| DIRECTIONS |
Give only the number of lines in the listing below where the string "this" occurs.

Records
★ ★ ★ ★ ★ ★ ★

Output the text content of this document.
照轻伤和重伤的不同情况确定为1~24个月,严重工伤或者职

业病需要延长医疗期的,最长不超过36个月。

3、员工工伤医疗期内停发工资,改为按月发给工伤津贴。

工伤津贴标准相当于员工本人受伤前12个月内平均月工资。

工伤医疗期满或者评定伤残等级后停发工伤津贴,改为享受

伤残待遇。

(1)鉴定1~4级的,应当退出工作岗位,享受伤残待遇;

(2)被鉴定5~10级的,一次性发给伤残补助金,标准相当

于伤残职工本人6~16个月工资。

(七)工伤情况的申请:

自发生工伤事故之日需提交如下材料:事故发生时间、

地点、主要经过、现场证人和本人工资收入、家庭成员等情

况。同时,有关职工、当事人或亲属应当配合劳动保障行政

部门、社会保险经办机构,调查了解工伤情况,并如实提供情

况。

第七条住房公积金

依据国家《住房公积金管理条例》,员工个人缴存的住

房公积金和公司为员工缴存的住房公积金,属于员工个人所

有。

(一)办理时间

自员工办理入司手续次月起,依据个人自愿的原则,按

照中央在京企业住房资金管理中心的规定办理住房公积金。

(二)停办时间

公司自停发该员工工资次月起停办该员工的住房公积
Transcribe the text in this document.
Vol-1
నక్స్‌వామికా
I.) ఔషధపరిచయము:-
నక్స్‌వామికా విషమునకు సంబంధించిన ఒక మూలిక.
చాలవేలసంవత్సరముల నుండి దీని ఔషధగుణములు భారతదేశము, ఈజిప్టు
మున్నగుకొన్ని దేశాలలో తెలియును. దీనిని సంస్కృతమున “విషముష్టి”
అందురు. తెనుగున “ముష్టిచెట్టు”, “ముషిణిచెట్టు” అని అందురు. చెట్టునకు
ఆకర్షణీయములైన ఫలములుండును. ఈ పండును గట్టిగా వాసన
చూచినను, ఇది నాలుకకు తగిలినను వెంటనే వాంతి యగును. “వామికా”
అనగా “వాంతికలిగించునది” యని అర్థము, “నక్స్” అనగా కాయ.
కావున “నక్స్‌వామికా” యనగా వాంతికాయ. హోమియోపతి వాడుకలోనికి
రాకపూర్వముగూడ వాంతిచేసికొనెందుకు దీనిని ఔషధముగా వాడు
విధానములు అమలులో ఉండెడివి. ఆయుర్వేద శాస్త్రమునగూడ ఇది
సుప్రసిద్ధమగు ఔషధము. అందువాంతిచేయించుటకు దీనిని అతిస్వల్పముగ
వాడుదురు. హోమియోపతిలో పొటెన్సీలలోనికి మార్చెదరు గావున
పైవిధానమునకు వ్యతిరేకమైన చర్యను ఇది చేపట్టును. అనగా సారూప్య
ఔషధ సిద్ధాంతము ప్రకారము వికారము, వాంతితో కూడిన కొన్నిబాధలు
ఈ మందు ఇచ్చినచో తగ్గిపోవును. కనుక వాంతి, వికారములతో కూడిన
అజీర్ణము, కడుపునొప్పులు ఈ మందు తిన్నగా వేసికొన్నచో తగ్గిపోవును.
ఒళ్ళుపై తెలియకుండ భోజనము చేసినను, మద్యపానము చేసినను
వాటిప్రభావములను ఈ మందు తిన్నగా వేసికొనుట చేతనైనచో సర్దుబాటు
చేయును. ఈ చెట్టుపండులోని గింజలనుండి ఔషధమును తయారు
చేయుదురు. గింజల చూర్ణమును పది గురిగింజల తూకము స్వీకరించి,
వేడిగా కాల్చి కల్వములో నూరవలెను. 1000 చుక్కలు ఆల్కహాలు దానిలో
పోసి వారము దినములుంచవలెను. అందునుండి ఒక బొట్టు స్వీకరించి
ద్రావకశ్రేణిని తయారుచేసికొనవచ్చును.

★ ★ ★ ★ ★ ★ ★

| EXERCISE RESPONSE |
2